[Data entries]
↓
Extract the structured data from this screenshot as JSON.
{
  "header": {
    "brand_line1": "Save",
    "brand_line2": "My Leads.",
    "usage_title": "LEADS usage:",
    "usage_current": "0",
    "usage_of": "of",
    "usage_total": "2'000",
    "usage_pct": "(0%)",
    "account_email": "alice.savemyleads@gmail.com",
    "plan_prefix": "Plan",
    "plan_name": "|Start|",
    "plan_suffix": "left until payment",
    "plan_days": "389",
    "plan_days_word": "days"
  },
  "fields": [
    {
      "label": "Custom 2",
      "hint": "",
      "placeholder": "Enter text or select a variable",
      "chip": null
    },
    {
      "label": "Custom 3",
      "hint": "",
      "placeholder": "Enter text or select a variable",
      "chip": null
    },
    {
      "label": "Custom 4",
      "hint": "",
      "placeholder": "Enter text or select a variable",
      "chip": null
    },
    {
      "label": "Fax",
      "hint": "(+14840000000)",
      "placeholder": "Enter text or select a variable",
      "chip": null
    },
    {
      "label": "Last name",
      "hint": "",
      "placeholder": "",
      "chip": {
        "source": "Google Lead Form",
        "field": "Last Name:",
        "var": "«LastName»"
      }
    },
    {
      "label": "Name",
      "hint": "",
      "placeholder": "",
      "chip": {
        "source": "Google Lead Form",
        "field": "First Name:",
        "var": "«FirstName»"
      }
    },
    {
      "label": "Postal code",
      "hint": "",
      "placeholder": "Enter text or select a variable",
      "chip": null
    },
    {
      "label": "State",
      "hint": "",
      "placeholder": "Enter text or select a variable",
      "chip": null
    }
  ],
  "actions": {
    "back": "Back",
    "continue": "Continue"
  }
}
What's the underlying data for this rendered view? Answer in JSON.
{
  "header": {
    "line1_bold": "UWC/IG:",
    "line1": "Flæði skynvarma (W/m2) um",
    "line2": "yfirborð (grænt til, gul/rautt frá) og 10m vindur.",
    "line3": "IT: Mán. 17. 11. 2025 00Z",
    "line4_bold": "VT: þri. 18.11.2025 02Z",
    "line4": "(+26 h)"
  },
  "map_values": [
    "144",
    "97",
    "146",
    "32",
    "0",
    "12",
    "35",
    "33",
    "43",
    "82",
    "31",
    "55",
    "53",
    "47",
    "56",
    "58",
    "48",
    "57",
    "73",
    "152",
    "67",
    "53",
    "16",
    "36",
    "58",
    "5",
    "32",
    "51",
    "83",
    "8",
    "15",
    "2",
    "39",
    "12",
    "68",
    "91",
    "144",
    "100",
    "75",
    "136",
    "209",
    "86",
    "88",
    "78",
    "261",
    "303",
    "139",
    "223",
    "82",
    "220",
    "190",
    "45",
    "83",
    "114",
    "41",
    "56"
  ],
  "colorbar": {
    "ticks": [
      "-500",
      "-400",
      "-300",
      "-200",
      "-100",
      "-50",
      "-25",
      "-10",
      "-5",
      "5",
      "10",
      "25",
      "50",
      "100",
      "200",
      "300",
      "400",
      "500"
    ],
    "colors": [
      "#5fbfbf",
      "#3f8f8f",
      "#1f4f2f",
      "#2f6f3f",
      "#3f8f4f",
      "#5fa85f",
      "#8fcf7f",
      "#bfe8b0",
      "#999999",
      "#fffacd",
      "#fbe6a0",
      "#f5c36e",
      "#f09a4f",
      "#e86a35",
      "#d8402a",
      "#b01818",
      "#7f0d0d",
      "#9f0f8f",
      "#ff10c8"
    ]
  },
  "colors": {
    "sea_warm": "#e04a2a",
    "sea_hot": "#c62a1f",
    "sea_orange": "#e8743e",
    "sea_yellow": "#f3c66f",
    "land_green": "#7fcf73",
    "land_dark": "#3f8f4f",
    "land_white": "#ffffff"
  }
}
↑
- _Description of the task_
Reproduce each line of the material above precisely.

- _Completed task_
Extract the structured data from this screenshot as JSON.
{
  "header": {
    "brand_line1": "Save",
    "brand_line2": "My Leads.",
    "usage_title": "LEADS usage:",
    "usage_current": "0",
    "usage_of": "of",
    "usage_total": "2'000",
    "usage_pct": "(0%)",
    "account_email": "alice.savemyleads@gmail.com",
    "plan_prefix": "Plan",
    "plan_name": "|Start|",
    "plan_suffix": "left until payment",
    "plan_days": "389",
    "plan_days_word": "days"
  },
  "fields": [
    {
      "label": "Custom 2",
      "hint": "",
      "placeholder": "Enter text or select a variable",
      "chip": null
    },
    {
      "label": "Custom 3",
      "hint": "",
      "placeholder": "Enter text or select a variable",
      "chip": null
    },
    {
      "label": "Custom 4",
      "hint": "",
      "placeholder": "Enter text or select a variable",
      "chip": null
    },
    {
      "label": "Fax",
      "hint": "(+14840000000)",
      "placeholder": "Enter text or select a variable",
      "chip": null
    },
    {
      "label": "Last name",
      "hint": "",
      "placeholder": "",
      "chip": {
        "source": "Google Lead Form",
        "field": "Last Name:",
        "var": "«LastName»"
      }
    },
    {
      "label": "Name",
      "hint": "",
      "placeholder": "",
      "chip": {
        "source": "Google Lead Form",
        "field": "First Name:",
        "var": "«FirstName»"
      }
    },
    {
      "label": "Postal code",
      "hint": "",
      "placeholder": "Enter text or select a variable",
      "chip": null
    },
    {
      "label": "State",
      "hint": "",
      "placeholder": "Enter text or select a variable",
      "chip": null
    }
  ],
  "actions": {
    "back": "Back",
    "continue": "Continue"
  }
}
What's the underlying data for this rendered view? Answer in JSON.
{
  "header": {
    "line1_bold": "UWC/IG:",
    "line1": "Flæði skynvarma (W/m2) um",
    "line2": "yfirborð (grænt til, gul/rautt frá) og 10m vindur.",
    "line3": "IT: Mán. 17. 11. 2025 00Z",
    "line4_bold": "VT: þri. 18.11.2025 02Z",
    "line4": "(+26 h)"
  },
  "map_values": [
    "144",
    "97",
    "146",
    "32",
    "0",
    "12",
    "35",
    "33",
    "43",
    "82",
    "31",
    "55",
    "53",
    "47",
    "56",
    "58",
    "48",
    "57",
    "73",
    "152",
    "67",
    "53",
    "16",
    "36",
    "58",
    "5",
    "32",
    "51",
    "83",
    "8",
    "15",
    "2",
    "39",
    "12",
    "68",
    "91",
    "144",
    "100",
    "75",
    "136",
    "209",
    "86",
    "88",
    "78",
    "261",
    "303",
    "139",
    "223",
    "82",
    "220",
    "190",
    "45",
    "83",
    "114",
    "41",
    "56"
  ],
  "colorbar": {
    "ticks": [
      "-500",
      "-400",
      "-300",
      "-200",
      "-100",
      "-50",
      "-25",
      "-10",
      "-5",
      "5",
      "10",
      "25",
      "50",
      "100",
      "200",
      "300",
      "400",
      "500"
    ],
    "colors": [
      "#5fbfbf",
      "#3f8f8f",
      "#1f4f2f",
      "#2f6f3f",
      "#3f8f4f",
      "#5fa85f",
      "#8fcf7f",
      "#bfe8b0",
      "#999999",
      "#fffacd",
      "#fbe6a0",
      "#f5c36e",
      "#f09a4f",
      "#e86a35",
      "#d8402a",
      "#b01818",
      "#7f0d0d",
      "#9f0f8f",
      "#ff10c8"
    ]
  },
  "colors": {
    "sea_warm": "#e04a2a",
    "sea_hot": "#c62a1f",
    "sea_orange": "#e8743e",
    "sea_yellow": "#f3c66f",
    "land_green": "#7fcf73",
    "land_dark": "#3f8f4f",
    "land_white": "#ffffff"
  }
}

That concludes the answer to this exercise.